**Written exercise:** Only the run of lines from the one containing "Give me the JSON representation of this screenshot's text" through the last line should be returned, exactly as written.

**Data rows:**

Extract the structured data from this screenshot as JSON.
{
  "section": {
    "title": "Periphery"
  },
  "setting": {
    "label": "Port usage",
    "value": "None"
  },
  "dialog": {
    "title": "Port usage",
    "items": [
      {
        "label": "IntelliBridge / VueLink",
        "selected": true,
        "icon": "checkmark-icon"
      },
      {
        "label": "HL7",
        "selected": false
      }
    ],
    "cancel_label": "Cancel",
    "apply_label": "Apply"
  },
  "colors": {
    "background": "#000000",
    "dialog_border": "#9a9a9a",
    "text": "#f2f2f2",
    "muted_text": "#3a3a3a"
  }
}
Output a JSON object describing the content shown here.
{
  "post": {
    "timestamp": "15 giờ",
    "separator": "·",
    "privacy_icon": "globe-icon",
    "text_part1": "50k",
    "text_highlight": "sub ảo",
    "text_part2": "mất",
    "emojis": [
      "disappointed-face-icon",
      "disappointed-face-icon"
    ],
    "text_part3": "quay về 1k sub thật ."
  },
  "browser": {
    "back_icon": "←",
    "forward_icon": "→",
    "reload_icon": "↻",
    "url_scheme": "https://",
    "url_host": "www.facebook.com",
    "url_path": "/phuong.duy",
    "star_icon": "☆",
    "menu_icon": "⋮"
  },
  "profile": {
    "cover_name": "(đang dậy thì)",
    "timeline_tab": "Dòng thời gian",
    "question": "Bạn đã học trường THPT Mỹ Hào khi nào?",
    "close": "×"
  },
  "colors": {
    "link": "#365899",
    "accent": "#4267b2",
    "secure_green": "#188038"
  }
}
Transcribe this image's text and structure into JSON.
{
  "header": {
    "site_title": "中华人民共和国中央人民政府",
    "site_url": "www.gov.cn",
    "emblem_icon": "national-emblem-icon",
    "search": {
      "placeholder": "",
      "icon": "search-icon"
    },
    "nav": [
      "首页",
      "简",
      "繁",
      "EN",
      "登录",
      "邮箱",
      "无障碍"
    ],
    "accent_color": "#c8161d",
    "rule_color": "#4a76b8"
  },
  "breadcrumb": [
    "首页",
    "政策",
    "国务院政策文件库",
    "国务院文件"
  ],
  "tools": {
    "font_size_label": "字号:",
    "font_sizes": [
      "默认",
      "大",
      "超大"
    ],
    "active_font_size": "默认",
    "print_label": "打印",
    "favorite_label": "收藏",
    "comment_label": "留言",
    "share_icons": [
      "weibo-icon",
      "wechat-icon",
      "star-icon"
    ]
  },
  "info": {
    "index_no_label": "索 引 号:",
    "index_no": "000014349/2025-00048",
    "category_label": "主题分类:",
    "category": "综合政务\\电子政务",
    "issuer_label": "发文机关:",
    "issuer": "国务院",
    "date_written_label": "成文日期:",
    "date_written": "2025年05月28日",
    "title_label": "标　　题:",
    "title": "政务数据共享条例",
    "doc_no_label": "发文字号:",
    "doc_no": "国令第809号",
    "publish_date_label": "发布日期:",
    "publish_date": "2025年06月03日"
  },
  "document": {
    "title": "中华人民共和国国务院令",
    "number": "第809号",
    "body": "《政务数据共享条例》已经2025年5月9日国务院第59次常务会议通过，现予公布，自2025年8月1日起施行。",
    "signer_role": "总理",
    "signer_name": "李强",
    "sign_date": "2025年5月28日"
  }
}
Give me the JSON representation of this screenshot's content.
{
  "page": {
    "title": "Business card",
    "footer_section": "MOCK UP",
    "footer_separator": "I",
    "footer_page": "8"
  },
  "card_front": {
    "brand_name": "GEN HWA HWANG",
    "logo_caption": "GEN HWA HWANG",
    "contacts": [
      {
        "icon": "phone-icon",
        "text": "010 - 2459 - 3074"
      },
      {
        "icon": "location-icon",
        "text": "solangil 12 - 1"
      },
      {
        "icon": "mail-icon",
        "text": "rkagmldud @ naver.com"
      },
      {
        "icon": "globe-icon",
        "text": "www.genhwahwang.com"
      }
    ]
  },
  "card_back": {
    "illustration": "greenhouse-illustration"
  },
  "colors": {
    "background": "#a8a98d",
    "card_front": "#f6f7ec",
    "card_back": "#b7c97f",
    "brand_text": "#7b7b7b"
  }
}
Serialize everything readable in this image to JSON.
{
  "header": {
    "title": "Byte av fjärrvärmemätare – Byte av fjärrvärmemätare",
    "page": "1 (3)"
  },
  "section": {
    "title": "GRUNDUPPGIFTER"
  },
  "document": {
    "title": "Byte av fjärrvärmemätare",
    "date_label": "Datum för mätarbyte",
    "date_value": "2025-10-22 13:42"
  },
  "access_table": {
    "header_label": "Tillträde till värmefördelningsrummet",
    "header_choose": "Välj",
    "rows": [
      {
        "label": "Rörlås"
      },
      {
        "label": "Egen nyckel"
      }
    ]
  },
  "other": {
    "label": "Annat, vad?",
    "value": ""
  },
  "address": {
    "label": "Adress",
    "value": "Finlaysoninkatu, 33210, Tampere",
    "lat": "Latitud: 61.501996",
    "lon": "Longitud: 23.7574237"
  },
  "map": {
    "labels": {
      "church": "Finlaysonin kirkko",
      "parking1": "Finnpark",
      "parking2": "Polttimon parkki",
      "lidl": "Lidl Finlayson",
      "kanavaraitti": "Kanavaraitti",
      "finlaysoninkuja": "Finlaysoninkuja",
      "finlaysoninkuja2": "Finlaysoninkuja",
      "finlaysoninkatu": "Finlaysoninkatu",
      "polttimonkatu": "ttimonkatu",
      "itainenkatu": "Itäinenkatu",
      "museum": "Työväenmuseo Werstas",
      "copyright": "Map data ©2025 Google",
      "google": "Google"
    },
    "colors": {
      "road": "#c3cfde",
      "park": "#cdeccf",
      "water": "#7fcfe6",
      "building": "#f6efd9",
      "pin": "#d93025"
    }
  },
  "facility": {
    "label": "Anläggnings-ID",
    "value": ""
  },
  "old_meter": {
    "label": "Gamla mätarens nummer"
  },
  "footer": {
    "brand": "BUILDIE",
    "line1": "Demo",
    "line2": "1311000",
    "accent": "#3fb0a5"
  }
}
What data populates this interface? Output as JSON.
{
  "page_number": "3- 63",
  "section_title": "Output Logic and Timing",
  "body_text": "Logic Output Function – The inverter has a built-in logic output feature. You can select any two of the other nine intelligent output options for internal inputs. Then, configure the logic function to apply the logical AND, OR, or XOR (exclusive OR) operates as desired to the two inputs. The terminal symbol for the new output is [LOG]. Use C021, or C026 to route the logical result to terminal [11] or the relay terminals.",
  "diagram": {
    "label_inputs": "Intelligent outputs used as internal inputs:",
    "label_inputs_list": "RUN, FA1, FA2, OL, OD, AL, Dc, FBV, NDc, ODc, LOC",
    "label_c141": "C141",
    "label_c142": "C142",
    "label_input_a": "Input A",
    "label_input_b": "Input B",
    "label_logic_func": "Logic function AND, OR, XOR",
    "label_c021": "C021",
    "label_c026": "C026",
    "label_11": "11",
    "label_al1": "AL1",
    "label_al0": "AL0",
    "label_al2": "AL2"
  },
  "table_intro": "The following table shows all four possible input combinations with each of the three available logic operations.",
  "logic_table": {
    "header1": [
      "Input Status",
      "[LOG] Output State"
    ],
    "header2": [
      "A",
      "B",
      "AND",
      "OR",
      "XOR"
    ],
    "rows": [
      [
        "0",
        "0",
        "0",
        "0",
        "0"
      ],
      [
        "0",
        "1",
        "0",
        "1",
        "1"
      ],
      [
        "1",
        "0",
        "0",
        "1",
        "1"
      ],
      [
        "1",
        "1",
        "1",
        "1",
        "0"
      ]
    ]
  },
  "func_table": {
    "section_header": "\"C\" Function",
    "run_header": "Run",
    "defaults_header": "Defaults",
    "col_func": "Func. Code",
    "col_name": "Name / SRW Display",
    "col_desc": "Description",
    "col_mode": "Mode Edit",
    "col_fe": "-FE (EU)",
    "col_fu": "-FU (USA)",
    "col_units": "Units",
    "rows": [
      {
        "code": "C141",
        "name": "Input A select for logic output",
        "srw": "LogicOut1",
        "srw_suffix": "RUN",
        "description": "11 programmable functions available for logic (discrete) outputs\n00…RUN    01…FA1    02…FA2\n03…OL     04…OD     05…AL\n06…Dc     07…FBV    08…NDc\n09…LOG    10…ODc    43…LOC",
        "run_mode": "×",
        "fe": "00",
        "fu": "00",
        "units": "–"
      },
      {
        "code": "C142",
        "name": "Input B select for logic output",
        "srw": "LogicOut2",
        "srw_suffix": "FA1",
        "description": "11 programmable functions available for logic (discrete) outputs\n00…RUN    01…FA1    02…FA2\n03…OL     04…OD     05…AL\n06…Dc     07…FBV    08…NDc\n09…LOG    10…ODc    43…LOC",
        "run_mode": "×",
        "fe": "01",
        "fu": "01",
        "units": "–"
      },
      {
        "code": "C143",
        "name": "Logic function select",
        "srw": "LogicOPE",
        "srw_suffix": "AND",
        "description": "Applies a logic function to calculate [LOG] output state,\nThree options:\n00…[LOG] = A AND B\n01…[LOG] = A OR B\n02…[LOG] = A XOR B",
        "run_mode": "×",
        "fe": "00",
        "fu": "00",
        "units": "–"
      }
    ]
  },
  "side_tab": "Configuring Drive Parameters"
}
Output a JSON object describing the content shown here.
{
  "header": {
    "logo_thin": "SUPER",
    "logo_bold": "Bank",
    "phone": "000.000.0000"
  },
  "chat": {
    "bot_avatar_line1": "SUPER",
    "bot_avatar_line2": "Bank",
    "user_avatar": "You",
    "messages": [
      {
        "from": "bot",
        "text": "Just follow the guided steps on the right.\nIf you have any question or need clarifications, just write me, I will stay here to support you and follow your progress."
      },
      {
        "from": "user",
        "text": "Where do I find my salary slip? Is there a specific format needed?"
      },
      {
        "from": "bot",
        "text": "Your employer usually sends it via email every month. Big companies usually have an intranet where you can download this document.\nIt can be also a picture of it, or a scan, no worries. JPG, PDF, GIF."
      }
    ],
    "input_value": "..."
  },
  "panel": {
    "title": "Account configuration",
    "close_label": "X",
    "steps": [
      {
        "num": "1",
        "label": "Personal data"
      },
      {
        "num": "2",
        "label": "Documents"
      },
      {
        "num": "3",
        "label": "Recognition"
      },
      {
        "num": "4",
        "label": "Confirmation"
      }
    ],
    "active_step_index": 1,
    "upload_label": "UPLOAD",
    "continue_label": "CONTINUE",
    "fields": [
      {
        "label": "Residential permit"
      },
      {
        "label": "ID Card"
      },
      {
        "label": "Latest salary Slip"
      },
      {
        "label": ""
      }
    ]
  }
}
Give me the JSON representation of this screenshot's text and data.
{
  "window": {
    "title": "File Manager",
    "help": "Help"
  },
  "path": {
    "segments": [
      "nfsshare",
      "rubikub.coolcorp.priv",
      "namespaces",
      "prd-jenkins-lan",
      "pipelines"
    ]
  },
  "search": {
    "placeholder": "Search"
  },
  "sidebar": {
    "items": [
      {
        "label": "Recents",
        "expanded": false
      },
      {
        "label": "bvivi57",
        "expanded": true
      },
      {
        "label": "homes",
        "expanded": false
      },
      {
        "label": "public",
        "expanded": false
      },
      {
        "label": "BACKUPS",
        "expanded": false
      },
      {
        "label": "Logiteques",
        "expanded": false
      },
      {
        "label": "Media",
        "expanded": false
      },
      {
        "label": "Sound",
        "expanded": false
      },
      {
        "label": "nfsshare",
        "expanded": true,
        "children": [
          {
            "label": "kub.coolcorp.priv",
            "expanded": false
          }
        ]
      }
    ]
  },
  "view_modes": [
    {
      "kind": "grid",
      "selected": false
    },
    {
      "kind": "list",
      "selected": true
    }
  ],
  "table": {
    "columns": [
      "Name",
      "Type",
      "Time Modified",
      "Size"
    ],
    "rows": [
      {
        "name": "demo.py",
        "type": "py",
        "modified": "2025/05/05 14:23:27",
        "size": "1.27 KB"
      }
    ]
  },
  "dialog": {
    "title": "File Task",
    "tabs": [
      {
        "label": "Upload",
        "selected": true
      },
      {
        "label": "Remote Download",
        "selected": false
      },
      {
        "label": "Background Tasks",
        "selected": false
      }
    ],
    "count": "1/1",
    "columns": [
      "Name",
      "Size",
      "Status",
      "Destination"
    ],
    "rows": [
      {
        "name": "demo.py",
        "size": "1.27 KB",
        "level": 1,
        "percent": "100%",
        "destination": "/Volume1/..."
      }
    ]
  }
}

**Right answer:**
Give me the JSON representation of this screenshot's text and data.
{
  "window": {
    "title": "File Manager",
    "help": "Help"
  },
  "path": {
    "segments": [
      "nfsshare",
      "rubikub.coolcorp.priv",
      "namespaces",
      "prd-jenkins-lan",
      "pipelines"
    ]
  },
  "search": {
    "placeholder": "Search"
  },
  "sidebar": {
    "items": [
      {
        "label": "Recents",
        "expanded": false
      },
      {
        "label": "bvivi57",
        "expanded": true
      },
      {
        "label": "homes",
        "expanded": false
      },
      {
        "label": "public",
        "expanded": false
      },
      {
        "label": "BACKUPS",
        "expanded": false
      },
      {
        "label": "Logiteques",
        "expanded": false
      },
      {
        "label": "Media",
        "expanded": false
      },
      {
        "label": "Sound",
        "expanded": false
      },
      {
        "label": "nfsshare",
        "expanded": true,
        "children": [
          {
            "label": "kub.coolcorp.priv",
            "expanded": false
          }
        ]
      }
    ]
  },
  "view_modes": [
    {
      "kind": "grid",
      "selected": false
    },
    {
      "kind": "list",
      "selected": true
    }
  ],
  "table": {
    "columns": [
      "Name",
      "Type",
      "Time Modified",
      "Size"
    ],
    "rows": [
      {
        "name": "demo.py",
        "type": "py",
        "modified": "2025/05/05 14:23:27",
        "size": "1.27 KB"
      }
    ]
  },
  "dialog": {
    "title": "File Task",
    "tabs": [
      {
        "label": "Upload",
        "selected": true
      },
      {
        "label": "Remote Download",
        "selected": false
      },
      {
        "label": "Background Tasks",
        "selected": false
      }
    ],
    "count": "1/1",
    "columns": [
      "Name",
      "Size",
      "Status",
      "Destination"
    ],
    "rows": [
      {
        "name": "demo.py",
        "size": "1.27 KB",
        "level": 1,
        "percent": "100%",
        "destination": "/Volume1/..."
      }
    ]
  }
}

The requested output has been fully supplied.